→ **What you should do**
Omit any picture, and return the remaining data exactly as written.

[Data listing]
-----
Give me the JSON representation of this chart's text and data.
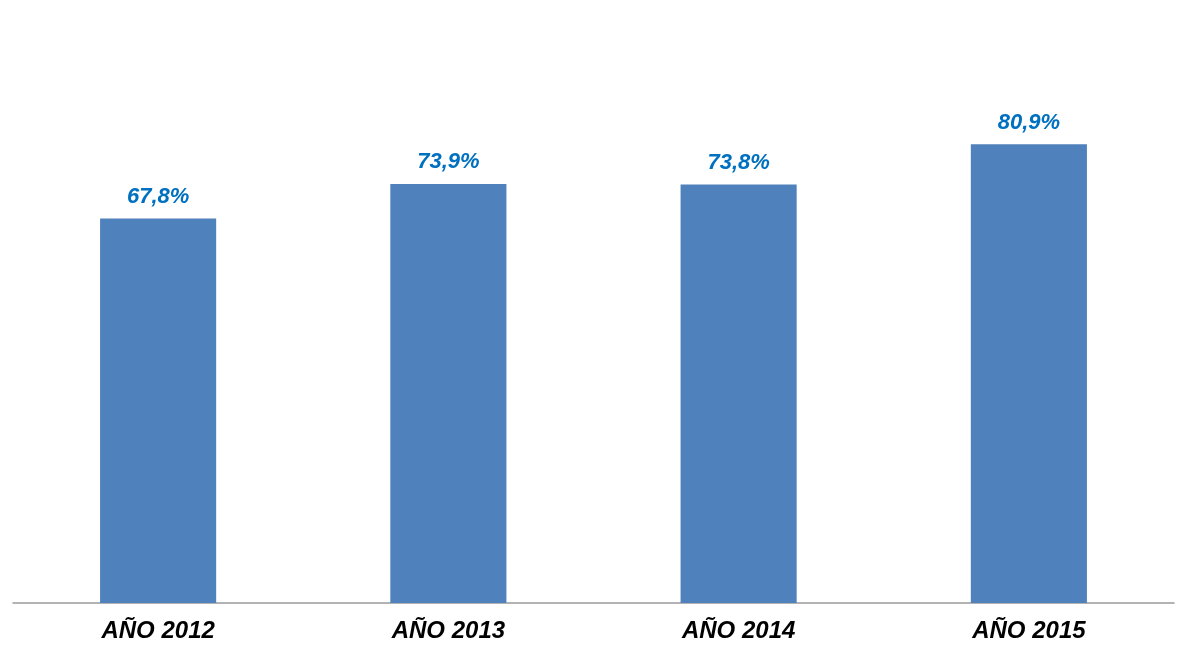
{
  "chart_data": {
    "type": "bar",
    "categories": [
      "AÑO 2012",
      "AÑO 2013",
      "AÑO 2014",
      "AÑO 2015"
    ],
    "values": [
      67.8,
      73.9,
      73.8,
      80.9
    ],
    "value_labels": [
      "67,8%",
      "73,9%",
      "73,8%",
      "80,9%"
    ],
    "color": "#4f81bd"
  }
}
-----
→ **Solved problem**
Give me the JSON representation of this chart's text and data.
{
  "chart_data": {
    "type": "bar",
    "categories": [
      "AÑO 2012",
      "AÑO 2013",
      "AÑO 2014",
      "AÑO 2015"
    ],
    "values": [
      67.8,
      73.9,
      73.8,
      80.9
    ],
    "value_labels": [
      "67,8%",
      "73,9%",
      "73,8%",
      "80,9%"
    ],
    "color": "#4f81bd"
  }
}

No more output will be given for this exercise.